## DATA SHOWN
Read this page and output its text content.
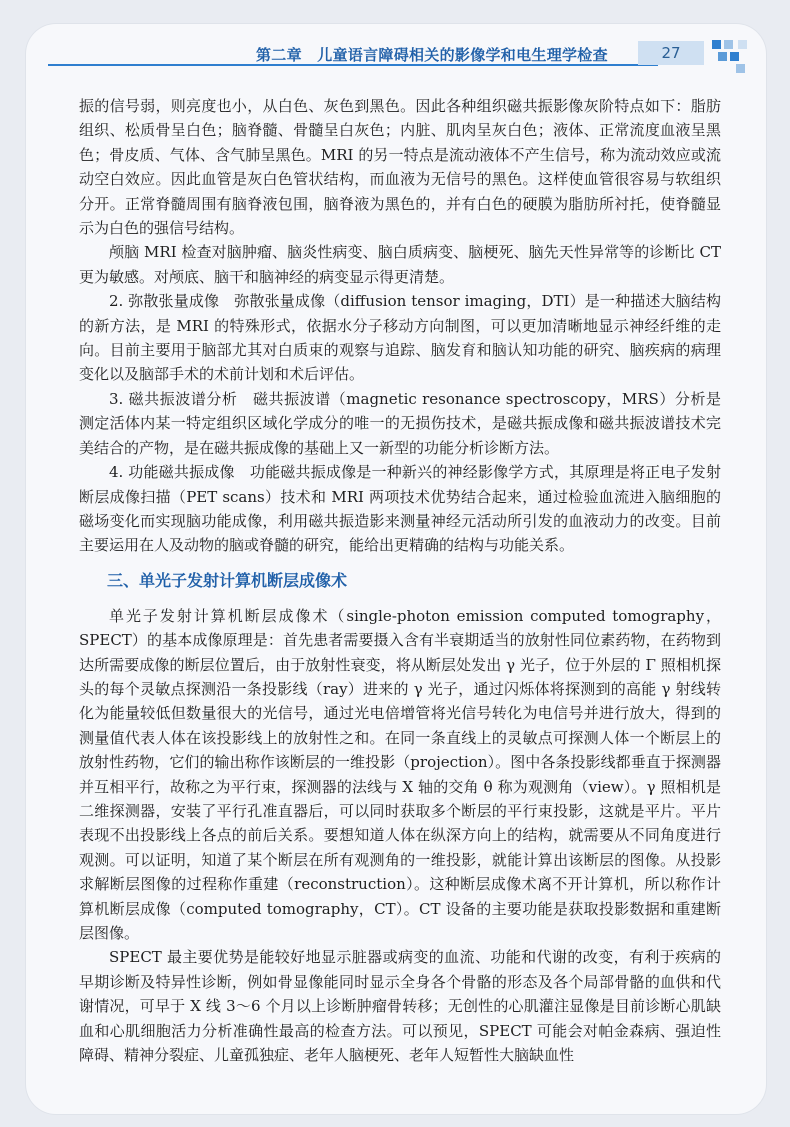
第二章　儿童语言障碍相关的影像学和电生理学检查	27

振的信号弱，则亮度也小，从白色、灰色到黑色。因此各种组织磁共振影像灰阶特点如下：脂肪组织、松质骨呈白色；脑脊髓、骨髓呈白灰色；内脏、肌肉呈灰白色；液体、正常流度血液呈黑色；骨皮质、气体、含气肺呈黑色。MRI 的另一特点是流动液体不产生信号，称为流动效应或流动空白效应。因此血管是灰白色管状结构，而血液为无信号的黑色。这样使血管很容易与软组织分开。正常脊髓周围有脑脊液包围，脑脊液为黑色的，并有白色的硬膜为脂肪所衬托，使脊髓显示为白色的强信号结构。

颅脑 MRI 检查对脑肿瘤、脑炎性病变、脑白质病变、脑梗死、脑先天性异常等的诊断比 CT 更为敏感。对颅底、脑干和脑神经的病变显示得更清楚。

2. 弥散张量成像　弥散张量成像（diffusion tensor imaging，DTI）是一种描述大脑结构的新方法，是 MRI 的特殊形式，依据水分子移动方向制图，可以更加清晰地显示神经纤维的走向。目前主要用于脑部尤其对白质束的观察与追踪、脑发育和脑认知功能的研究、脑疾病的病理变化以及脑部手术的术前计划和术后评估。

3. 磁共振波谱分析　磁共振波谱（magnetic resonance spectroscopy，MRS）分析是测定活体内某一特定组织区域化学成分的唯一的无损伤技术，是磁共振成像和磁共振波谱技术完美结合的产物，是在磁共振成像的基础上又一新型的功能分析诊断方法。

4. 功能磁共振成像　功能磁共振成像是一种新兴的神经影像学方式，其原理是将正电子发射断层成像扫描（PET scans）技术和 MRI 两项技术优势结合起来，通过检验血流进入脑细胞的磁场变化而实现脑功能成像，利用磁共振造影来测量神经元活动所引发的血液动力的改变。目前主要运用在人及动物的脑或脊髓的研究，能给出更精确的结构与功能关系。

三、单光子发射计算机断层成像术

单光子发射计算机断层成像术（single-photon emission computed tomography，SPECT）的基本成像原理是：首先患者需要摄入含有半衰期适当的放射性同位素药物，在药物到达所需要成像的断层位置后，由于放射性衰变，将从断层处发出 γ 光子，位于外层的 Γ 照相机探头的每个灵敏点探测沿一条投影线（ray）进来的 γ 光子，通过闪烁体将探测到的高能 γ 射线转化为能量较低但数量很大的光信号，通过光电倍增管将光信号转化为电信号并进行放大，得到的测量值代表人体在该投影线上的放射性之和。在同一条直线上的灵敏点可探测人体一个断层上的放射性药物，它们的输出称作该断层的一维投影（projection）。图中各条投影线都垂直于探测器并互相平行，故称之为平行束，探测器的法线与 X 轴的交角 θ 称为观测角（view）。γ 照相机是二维探测器，安装了平行孔准直器后，可以同时获取多个断层的平行束投影，这就是平片。平片表现不出投影线上各点的前后关系。要想知道人体在纵深方向上的结构，就需要从不同角度进行观测。可以证明，知道了某个断层在所有观测角的一维投影，就能计算出该断层的图像。从投影求解断层图像的过程称作重建（reconstruction）。这种断层成像术离不开计算机，所以称作计算机断层成像（computed tomography，CT）。CT 设备的主要功能是获取投影数据和重建断层图像。

SPECT 最主要优势是能较好地显示脏器或病变的血流、功能和代谢的改变，有利于疾病的早期诊断及特异性诊断，例如骨显像能同时显示全身各个骨骼的形态及各个局部骨骼的血供和代谢情况，可早于 X 线 3～6 个月以上诊断肿瘤骨转移；无创性的心肌灌注显像是目前诊断心肌缺血和心肌细胞活力分析准确性最高的检查方法。可以预见，SPECT 可能会对帕金森病、强迫性障碍、精神分裂症、儿童孤独症、老年人脑梗死、老年人短暂性大脑缺血性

## EXERCISE BRIEF
Locate the word "单光子发射计算机断层成像术" in the records and collect each line it appears in.

## ANSWER FOR THIS EXERCISE
三、单光子发射计算机断层成像术
单光子发射计算机断层成像术（single-photon emission computed tomography，SPECT）的基本成像原理是：首先患者需要摄入含有半衰期适当的放射性同位素药物，在药物到达所需要成像的断层位置后，由于放射性衰变，将从断层处发出 γ 光子，位于外层的 Γ 照相机探头的每个灵敏点探测沿一条投影线（ray）进来的 γ 光子，通过闪烁体将探测到的高能 γ 射线转化为能量较低但数量很大的光信号，通过光电倍增管将光信号转化为电信号并进行放大，得到的测量值代表人体在该投影线上的放射性之和。在同一条直线上的灵敏点可探测人体一个断层上的放射性药物，它们的输出称作该断层的一维投影（projection）。图中各条投影线都垂直于探测器并互相平行，故称之为平行束，探测器的法线与 X 轴的交角 θ 称为观测角（view）。γ 照相机是二维探测器，安装了平行孔准直器后，可以同时获取多个断层的平行束投影，这就是平片。平片表现不出投影线上各点的前后关系。要想知道人体在纵深方向上的结构，就需要从不同角度进行观测。可以证明，知道了某个断层在所有观测角的一维投影，就能计算出该断层的图像。从投影求解断层图像的过程称作重建（reconstruction）。这种断层成像术离不开计算机，所以称作计算机断层成像（computed tomography，CT）。CT 设备的主要功能是获取投影数据和重建断层图像。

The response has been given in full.